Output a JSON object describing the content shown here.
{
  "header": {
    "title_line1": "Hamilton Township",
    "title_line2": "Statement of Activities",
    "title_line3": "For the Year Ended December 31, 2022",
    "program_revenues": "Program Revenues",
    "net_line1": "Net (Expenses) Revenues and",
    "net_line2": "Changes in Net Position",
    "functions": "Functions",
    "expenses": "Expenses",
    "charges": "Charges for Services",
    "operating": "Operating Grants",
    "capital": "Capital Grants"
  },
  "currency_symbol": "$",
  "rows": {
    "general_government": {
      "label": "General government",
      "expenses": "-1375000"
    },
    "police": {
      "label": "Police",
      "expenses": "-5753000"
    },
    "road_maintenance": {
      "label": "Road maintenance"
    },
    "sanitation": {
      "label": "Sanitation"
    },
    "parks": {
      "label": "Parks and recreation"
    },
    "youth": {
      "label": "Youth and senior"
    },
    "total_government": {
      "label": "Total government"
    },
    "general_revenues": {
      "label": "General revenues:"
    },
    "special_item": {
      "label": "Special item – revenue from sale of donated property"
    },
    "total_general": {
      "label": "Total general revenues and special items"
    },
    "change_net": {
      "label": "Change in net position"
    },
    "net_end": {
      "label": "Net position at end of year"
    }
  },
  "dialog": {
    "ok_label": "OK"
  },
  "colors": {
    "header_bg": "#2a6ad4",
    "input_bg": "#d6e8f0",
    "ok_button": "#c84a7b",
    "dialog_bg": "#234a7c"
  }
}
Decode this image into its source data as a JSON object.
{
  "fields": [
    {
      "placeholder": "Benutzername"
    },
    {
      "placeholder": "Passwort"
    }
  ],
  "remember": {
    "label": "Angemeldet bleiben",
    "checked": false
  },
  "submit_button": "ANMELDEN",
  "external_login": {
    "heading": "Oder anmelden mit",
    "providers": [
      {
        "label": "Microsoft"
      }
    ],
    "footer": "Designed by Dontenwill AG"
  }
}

++++++++

## Exercise details
Repeat the lines above exactly.

## Task solution
Output a JSON object describing the content shown here.
{
  "header": {
    "title_line1": "Hamilton Township",
    "title_line2": "Statement of Activities",
    "title_line3": "For the Year Ended December 31, 2022",
    "program_revenues": "Program Revenues",
    "net_line1": "Net (Expenses) Revenues and",
    "net_line2": "Changes in Net Position",
    "functions": "Functions",
    "expenses": "Expenses",
    "charges": "Charges for Services",
    "operating": "Operating Grants",
    "capital": "Capital Grants"
  },
  "currency_symbol": "$",
  "rows": {
    "general_government": {
      "label": "General government",
      "expenses": "-1375000"
    },
    "police": {
      "label": "Police",
      "expenses": "-5753000"
    },
    "road_maintenance": {
      "label": "Road maintenance"
    },
    "sanitation": {
      "label": "Sanitation"
    },
    "parks": {
      "label": "Parks and recreation"
    },
    "youth": {
      "label": "Youth and senior"
    },
    "total_government": {
      "label": "Total government"
    },
    "general_revenues": {
      "label": "General revenues:"
    },
    "special_item": {
      "label": "Special item – revenue from sale of donated property"
    },
    "total_general": {
      "label": "Total general revenues and special items"
    },
    "change_net": {
      "label": "Change in net position"
    },
    "net_end": {
      "label": "Net position at end of year"
    }
  },
  "dialog": {
    "ok_label": "OK"
  },
  "colors": {
    "header_bg": "#2a6ad4",
    "input_bg": "#d6e8f0",
    "ok_button": "#c84a7b",
    "dialog_bg": "#234a7c"
  }
}
Decode this image into its source data as a JSON object.
{
  "fields": [
    {
      "placeholder": "Benutzername"
    },
    {
      "placeholder": "Passwort"
    }
  ],
  "remember": {
    "label": "Angemeldet bleiben",
    "checked": false
  },
  "submit_button": "ANMELDEN",
  "external_login": {
    "heading": "Oder anmelden mit",
    "providers": [
      {
        "label": "Microsoft"
      }
    ],
    "footer": "Designed by Dontenwill AG"
  }
}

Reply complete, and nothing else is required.